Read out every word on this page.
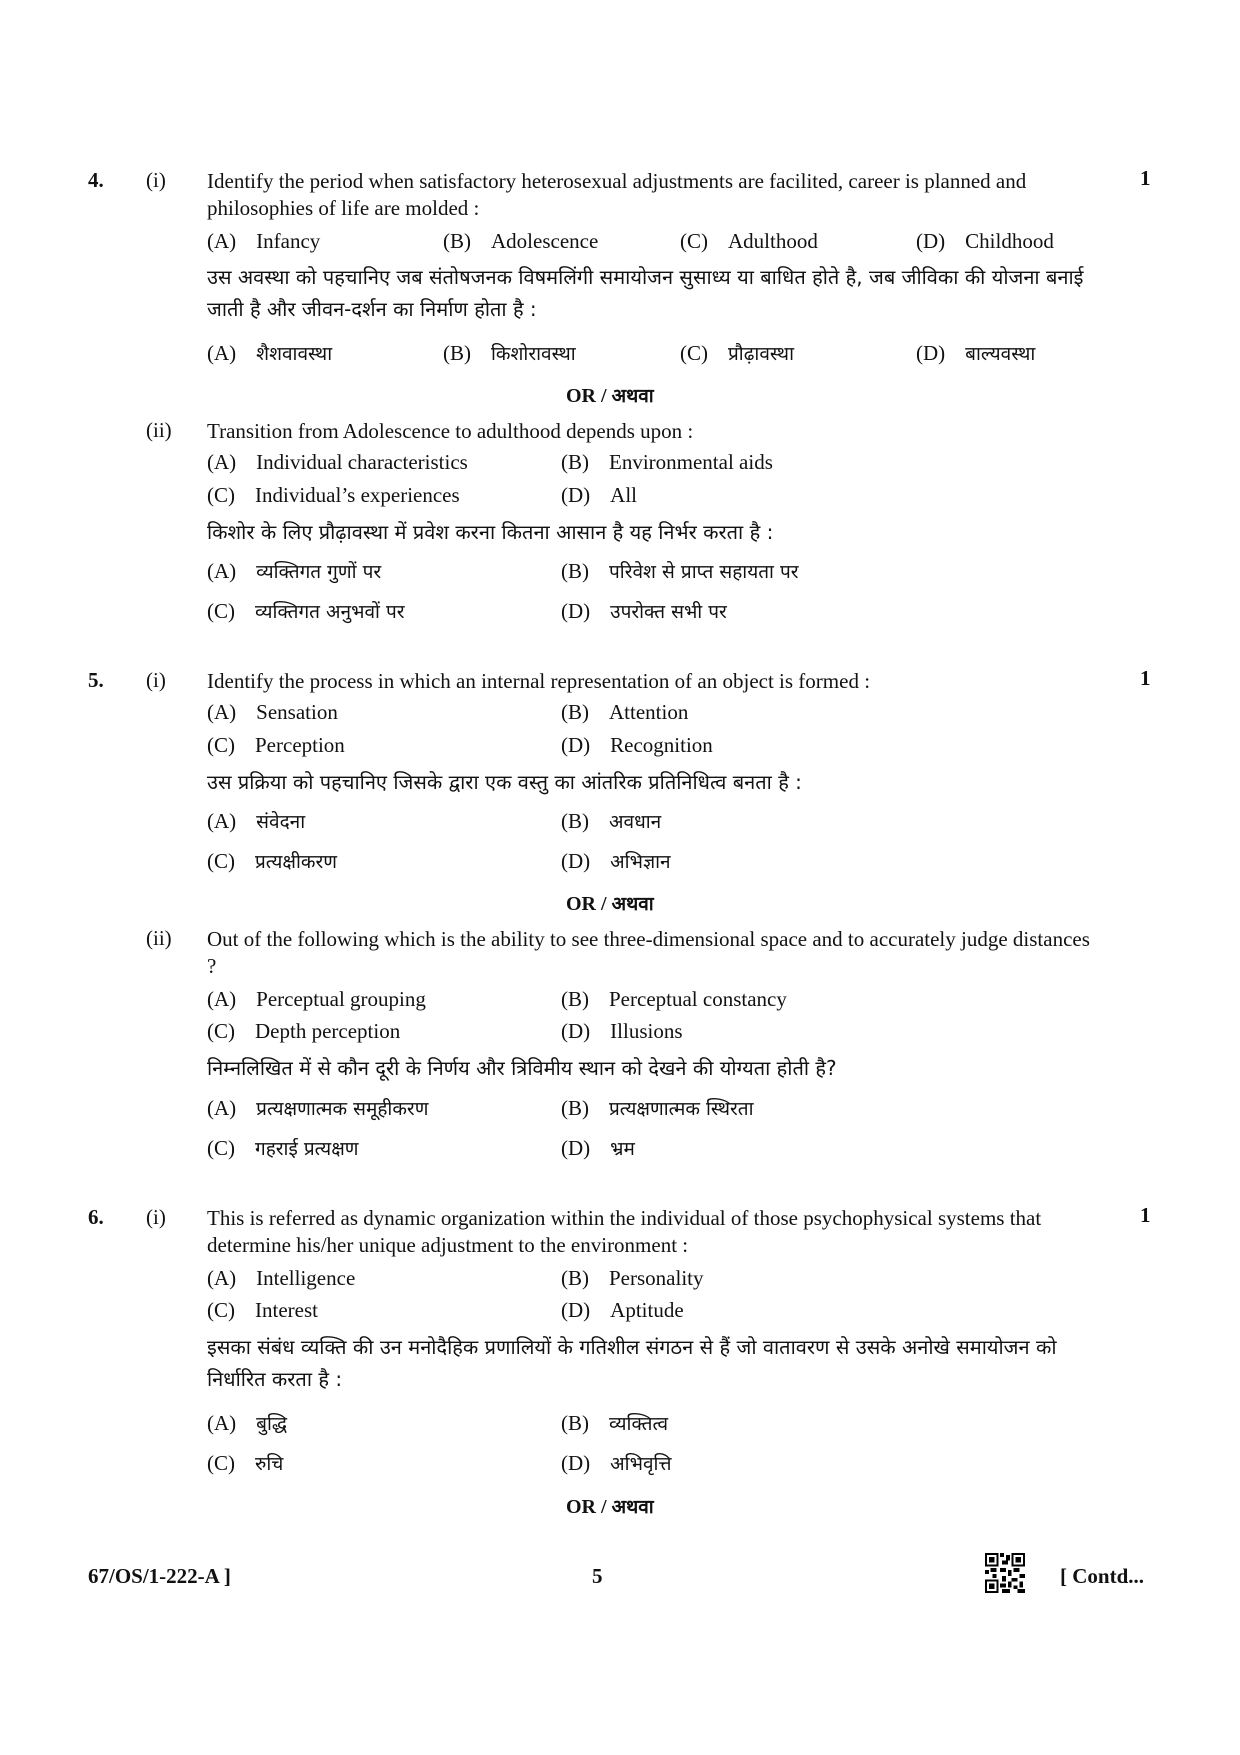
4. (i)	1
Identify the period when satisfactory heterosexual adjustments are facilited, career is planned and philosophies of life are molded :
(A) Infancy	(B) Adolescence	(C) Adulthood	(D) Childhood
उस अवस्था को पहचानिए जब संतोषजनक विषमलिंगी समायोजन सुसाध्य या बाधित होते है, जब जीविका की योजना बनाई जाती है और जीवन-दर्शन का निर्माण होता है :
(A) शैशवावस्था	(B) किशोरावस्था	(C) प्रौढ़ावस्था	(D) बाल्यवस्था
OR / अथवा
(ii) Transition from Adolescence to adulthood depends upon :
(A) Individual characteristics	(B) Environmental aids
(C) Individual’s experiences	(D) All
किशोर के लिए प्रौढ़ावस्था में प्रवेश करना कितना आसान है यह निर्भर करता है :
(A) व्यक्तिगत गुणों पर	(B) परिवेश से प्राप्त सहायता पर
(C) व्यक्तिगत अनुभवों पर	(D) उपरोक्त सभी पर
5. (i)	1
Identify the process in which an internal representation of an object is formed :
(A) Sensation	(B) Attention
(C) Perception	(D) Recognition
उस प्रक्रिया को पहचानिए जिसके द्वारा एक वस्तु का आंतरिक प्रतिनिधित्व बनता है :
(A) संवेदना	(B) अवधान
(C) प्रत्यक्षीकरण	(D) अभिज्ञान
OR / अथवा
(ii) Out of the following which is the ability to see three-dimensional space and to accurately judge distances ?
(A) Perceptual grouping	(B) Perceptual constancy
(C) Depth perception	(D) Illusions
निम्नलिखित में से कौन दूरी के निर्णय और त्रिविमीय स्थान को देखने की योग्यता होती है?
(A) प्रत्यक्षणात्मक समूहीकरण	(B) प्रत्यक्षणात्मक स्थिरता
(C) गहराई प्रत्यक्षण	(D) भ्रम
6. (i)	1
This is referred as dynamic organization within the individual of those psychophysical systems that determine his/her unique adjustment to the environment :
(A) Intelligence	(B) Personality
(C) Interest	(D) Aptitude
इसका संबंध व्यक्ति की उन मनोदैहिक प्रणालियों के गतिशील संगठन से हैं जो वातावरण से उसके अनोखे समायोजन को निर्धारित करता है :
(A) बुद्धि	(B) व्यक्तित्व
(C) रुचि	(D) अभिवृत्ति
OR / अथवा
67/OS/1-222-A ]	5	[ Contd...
...
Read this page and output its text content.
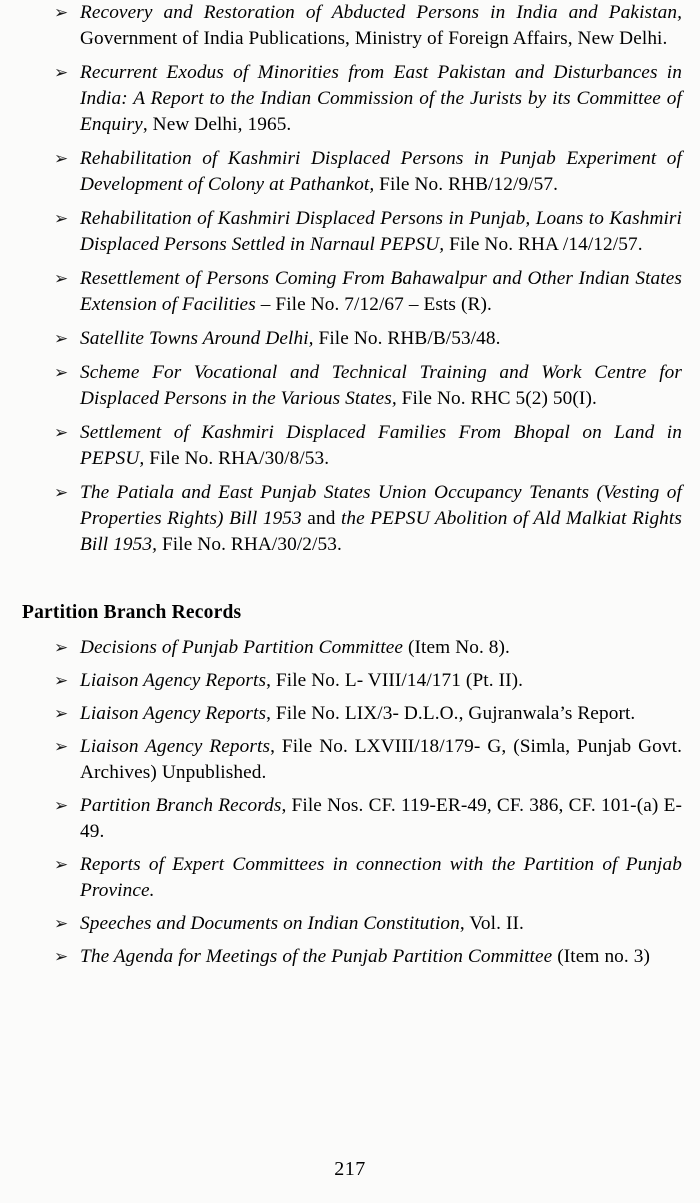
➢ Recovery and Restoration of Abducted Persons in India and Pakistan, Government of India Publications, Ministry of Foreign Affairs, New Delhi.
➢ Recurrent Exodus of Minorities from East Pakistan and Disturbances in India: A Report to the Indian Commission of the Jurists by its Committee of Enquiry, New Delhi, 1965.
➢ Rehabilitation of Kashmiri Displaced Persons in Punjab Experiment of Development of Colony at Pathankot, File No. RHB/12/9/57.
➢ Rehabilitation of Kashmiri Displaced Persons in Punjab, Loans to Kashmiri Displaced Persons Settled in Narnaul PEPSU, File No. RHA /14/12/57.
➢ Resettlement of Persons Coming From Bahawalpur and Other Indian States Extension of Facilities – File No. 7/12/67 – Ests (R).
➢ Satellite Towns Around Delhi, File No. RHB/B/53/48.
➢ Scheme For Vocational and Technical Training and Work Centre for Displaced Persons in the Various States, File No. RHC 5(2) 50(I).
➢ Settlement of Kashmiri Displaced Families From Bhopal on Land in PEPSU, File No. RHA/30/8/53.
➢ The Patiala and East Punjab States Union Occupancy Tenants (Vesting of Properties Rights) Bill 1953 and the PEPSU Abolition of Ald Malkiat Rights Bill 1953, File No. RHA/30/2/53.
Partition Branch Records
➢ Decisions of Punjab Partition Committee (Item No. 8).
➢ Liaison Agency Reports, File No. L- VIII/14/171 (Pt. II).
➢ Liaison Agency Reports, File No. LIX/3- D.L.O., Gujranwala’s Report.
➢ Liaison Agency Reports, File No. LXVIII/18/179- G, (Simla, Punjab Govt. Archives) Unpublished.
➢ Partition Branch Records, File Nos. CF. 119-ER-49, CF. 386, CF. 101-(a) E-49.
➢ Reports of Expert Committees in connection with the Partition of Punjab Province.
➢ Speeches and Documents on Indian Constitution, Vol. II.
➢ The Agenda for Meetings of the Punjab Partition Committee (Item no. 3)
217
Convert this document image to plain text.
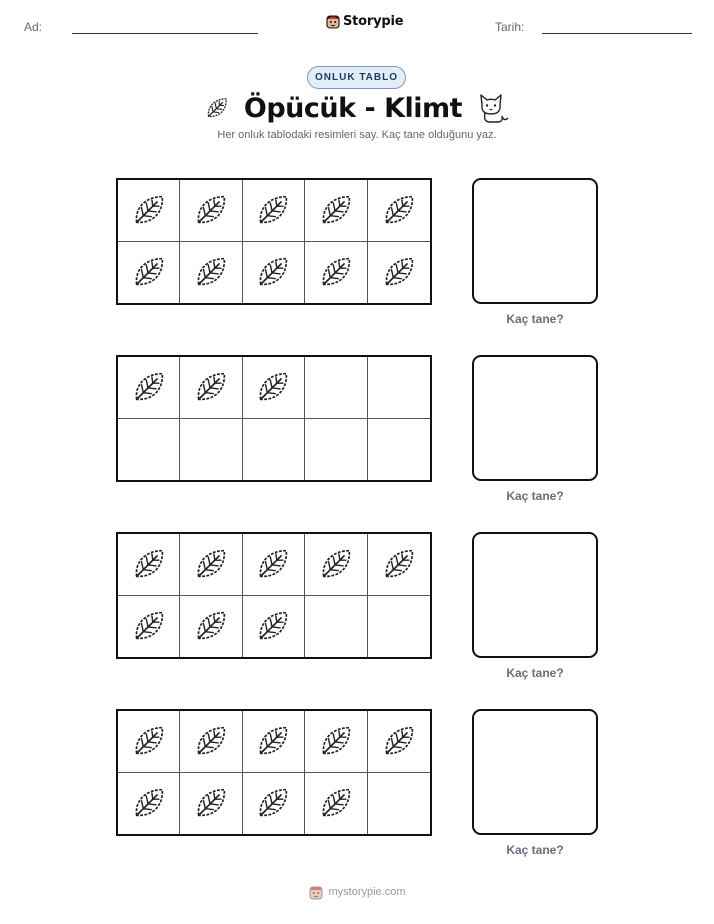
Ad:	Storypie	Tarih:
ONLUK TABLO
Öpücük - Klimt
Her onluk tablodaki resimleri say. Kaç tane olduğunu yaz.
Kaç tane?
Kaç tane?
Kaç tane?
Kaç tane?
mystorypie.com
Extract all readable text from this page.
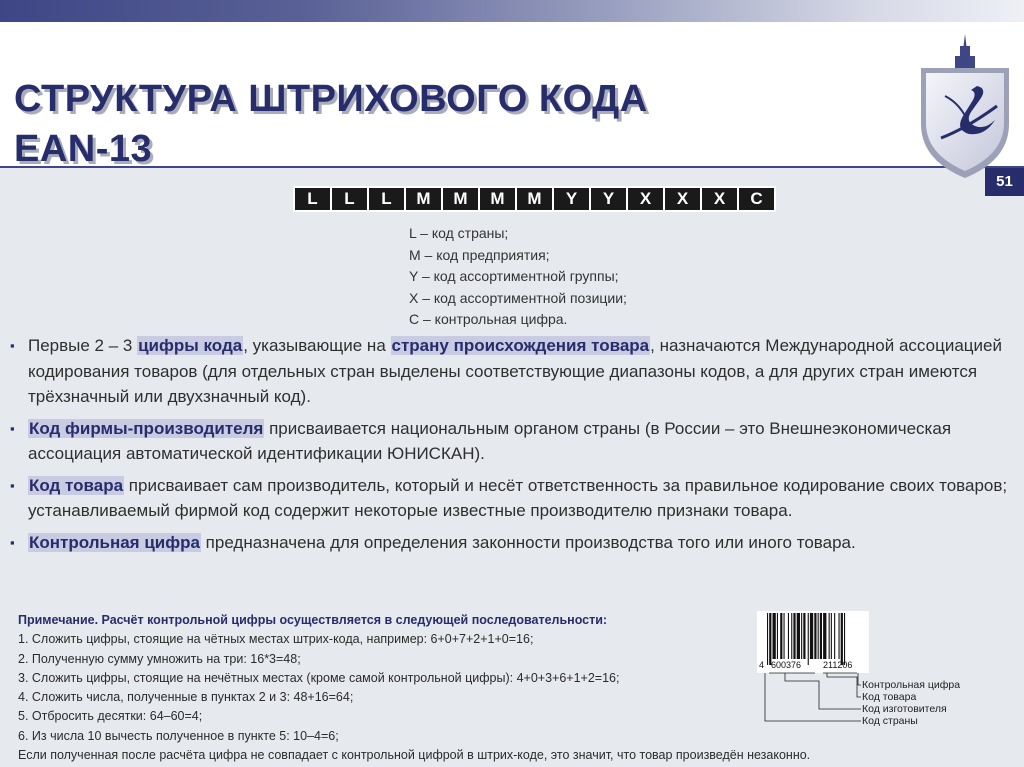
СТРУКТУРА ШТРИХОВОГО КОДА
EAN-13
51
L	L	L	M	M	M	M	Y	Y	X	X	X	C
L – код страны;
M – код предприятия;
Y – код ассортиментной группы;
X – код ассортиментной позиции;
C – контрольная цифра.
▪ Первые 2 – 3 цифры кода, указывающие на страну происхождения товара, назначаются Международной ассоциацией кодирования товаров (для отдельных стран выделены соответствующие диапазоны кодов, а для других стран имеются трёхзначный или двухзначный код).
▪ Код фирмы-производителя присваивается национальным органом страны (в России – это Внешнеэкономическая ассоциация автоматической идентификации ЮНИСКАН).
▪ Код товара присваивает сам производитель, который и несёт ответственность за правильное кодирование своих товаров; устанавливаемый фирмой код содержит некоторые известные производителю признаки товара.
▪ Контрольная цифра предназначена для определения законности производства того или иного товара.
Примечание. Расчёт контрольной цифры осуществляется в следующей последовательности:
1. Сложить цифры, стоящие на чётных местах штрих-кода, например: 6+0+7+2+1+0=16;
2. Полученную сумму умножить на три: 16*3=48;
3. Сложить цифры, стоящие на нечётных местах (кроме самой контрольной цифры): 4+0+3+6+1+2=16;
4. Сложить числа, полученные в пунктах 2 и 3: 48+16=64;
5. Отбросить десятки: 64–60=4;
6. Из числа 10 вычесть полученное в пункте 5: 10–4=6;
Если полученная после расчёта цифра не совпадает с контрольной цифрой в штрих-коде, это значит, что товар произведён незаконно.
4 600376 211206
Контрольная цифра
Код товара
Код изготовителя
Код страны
...
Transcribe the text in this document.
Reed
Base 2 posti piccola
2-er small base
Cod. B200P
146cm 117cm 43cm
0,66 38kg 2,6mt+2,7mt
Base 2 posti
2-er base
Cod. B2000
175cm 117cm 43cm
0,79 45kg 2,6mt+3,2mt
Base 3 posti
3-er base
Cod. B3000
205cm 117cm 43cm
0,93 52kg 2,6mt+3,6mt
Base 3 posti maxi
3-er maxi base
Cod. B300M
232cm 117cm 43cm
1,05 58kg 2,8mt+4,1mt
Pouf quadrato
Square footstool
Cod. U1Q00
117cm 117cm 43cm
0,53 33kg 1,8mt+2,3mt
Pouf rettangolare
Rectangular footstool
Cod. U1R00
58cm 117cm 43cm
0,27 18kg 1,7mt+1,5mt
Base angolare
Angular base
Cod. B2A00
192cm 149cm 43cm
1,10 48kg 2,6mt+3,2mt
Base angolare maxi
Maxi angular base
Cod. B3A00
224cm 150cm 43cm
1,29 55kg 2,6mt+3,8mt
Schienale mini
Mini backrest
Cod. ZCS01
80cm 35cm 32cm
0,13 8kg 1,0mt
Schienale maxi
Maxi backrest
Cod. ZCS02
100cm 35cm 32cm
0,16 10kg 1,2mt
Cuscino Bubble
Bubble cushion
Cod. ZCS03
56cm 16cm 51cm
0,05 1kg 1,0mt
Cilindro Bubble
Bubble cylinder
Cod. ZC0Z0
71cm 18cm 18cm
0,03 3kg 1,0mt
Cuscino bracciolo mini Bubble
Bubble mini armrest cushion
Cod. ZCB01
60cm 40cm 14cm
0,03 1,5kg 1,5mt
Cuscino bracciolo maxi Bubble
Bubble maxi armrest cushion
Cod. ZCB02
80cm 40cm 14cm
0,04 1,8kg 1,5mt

* [What is required]
Identify all lines in the records above with the word "контрольной".

* [Correct answer]
Примечание. Расчёт контрольной цифры осуществляется в следующей последовательности:
3. Сложить цифры, стоящие на нечётных местах (кроме самой контрольной цифры): 4+0+3+6+1+2=16;
Если полученная после расчёта цифра не совпадает с контрольной цифрой в штрих-коде, это значит, что товар произведён незаконно.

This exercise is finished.